Exercise objective: From the entries below, say how many lines carry the word "simplest", and give nothing but the number.

Records for processing:
◇ ◇ ◇ ◇ ◇

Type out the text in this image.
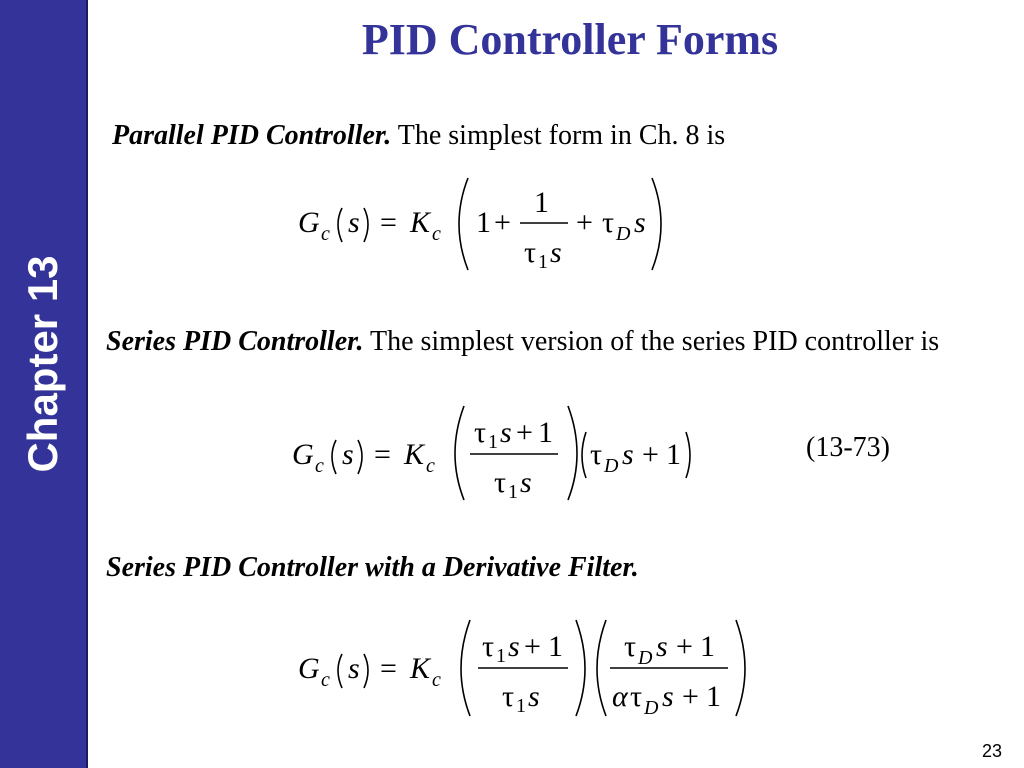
Chapter 13
PID Controller Forms
Parallel PID Controller. The simplest form in Ch. 8 is
G c s = K c 1 +
1
τ 1 s
+ τ D s
Series PID Controller. The simplest version of the series PID controller is
G c s = K c
τ 1 s + 1
τ 1 s
τ D s + 1	(13-73)
Series PID Controller with a Derivative Filter.
G c s = K c
τ 1 s + 1
τ 1 s
τ D s + 1
α τ D s + 1
23
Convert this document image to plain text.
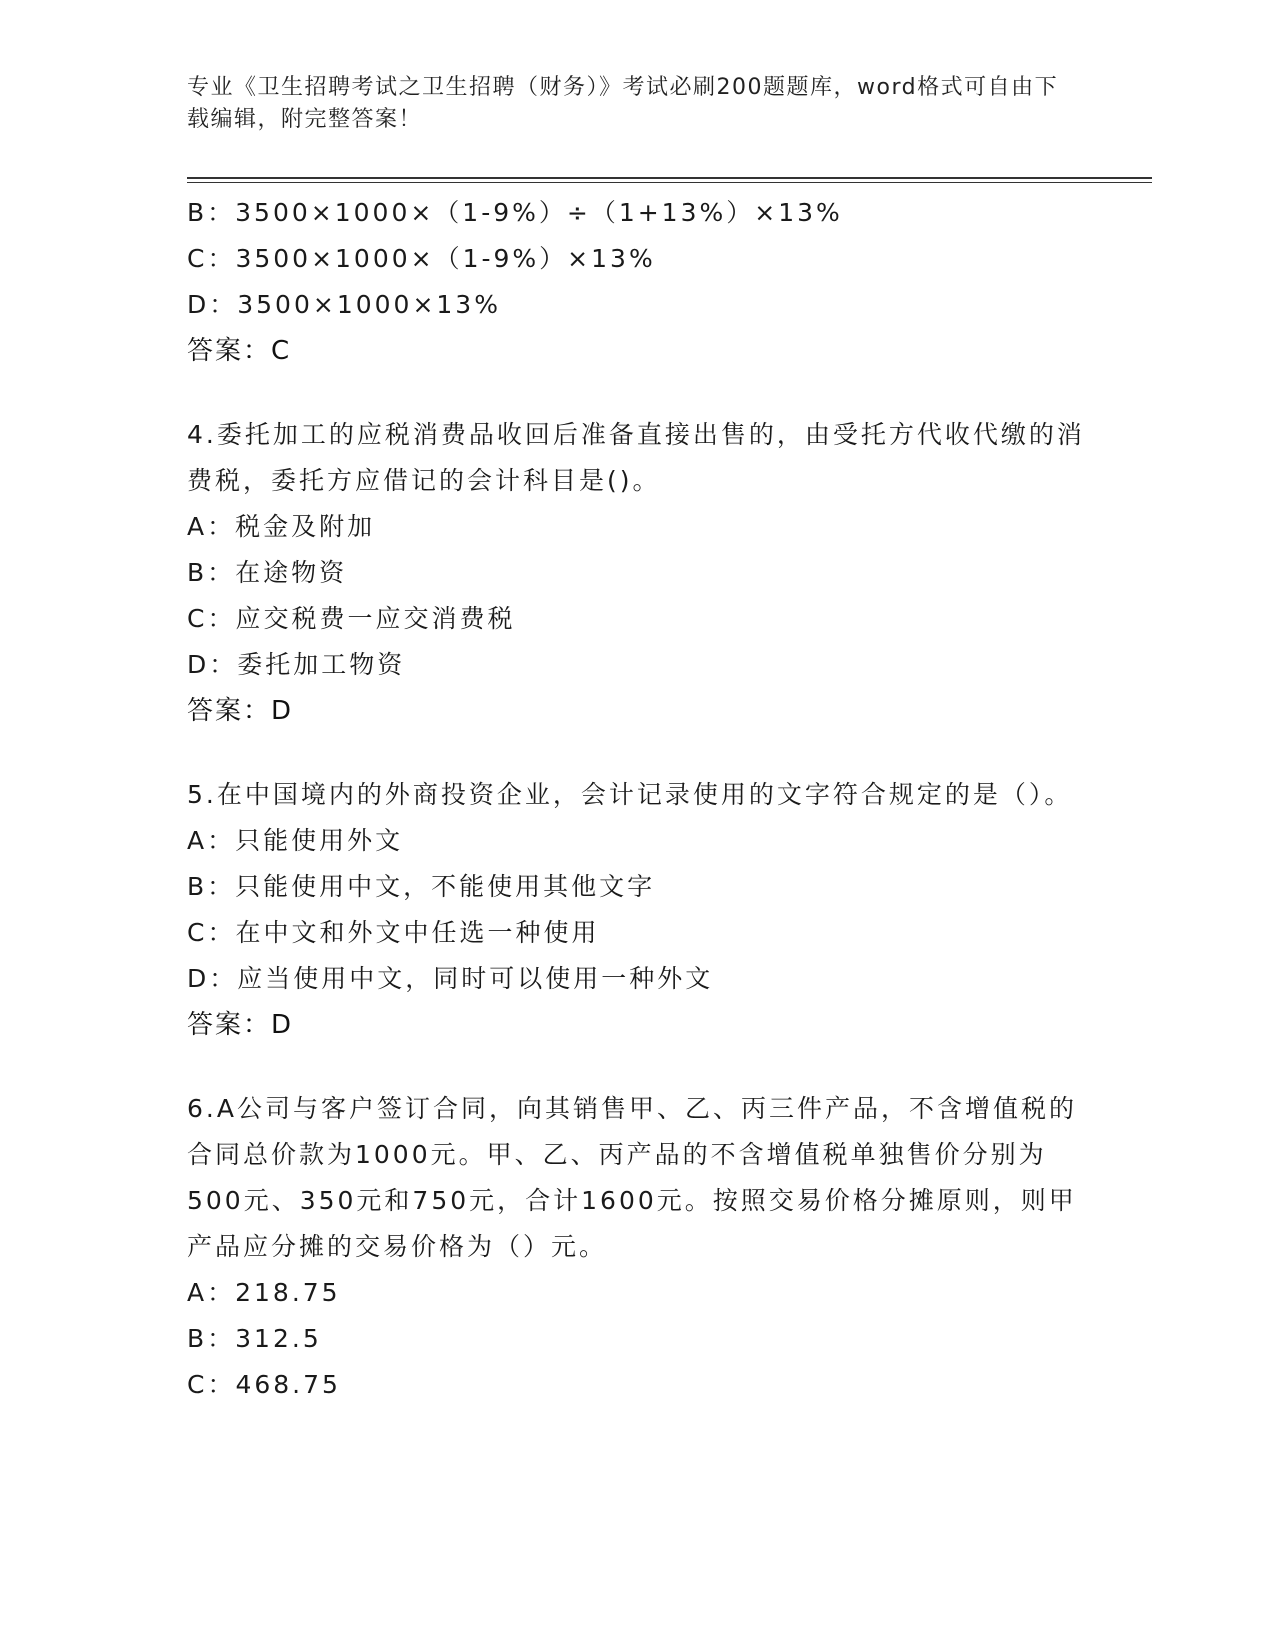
专业《卫生招聘考试之卫生招聘（财务）》考试必刷200题题库，word格式可自由下载编辑，附完整答案！
B：3500×1000×（1-9%）÷（1+13%）×13%
C：3500×1000×（1-9%）×13%
D：3500×1000×13%
答案：C
4.委托加工的应税消费品收回后准备直接出售的，由受托方代收代缴的消费税，委托方应借记的会计科目是()。
A：税金及附加
B：在途物资
C：应交税费一应交消费税
D：委托加工物资
答案：D
5.在中国境内的外商投资企业，会计记录使用的文字符合规定的是（）。
A：只能使用外文
B：只能使用中文，不能使用其他文字
C：在中文和外文中任选一种使用
D：应当使用中文，同时可以使用一种外文
答案：D
6.A公司与客户签订合同，向其销售甲、乙、丙三件产品，不含增值税的合同总价款为1000元。甲、乙、丙产品的不含增值税单独售价分别为500元、350元和750元，合计1600元。按照交易价格分摊原则，则甲产品应分摊的交易价格为（）元。
A：218.75
B：312.5
C：468.75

◇ ◇ ◇ ◇ ◇

Complete output: 2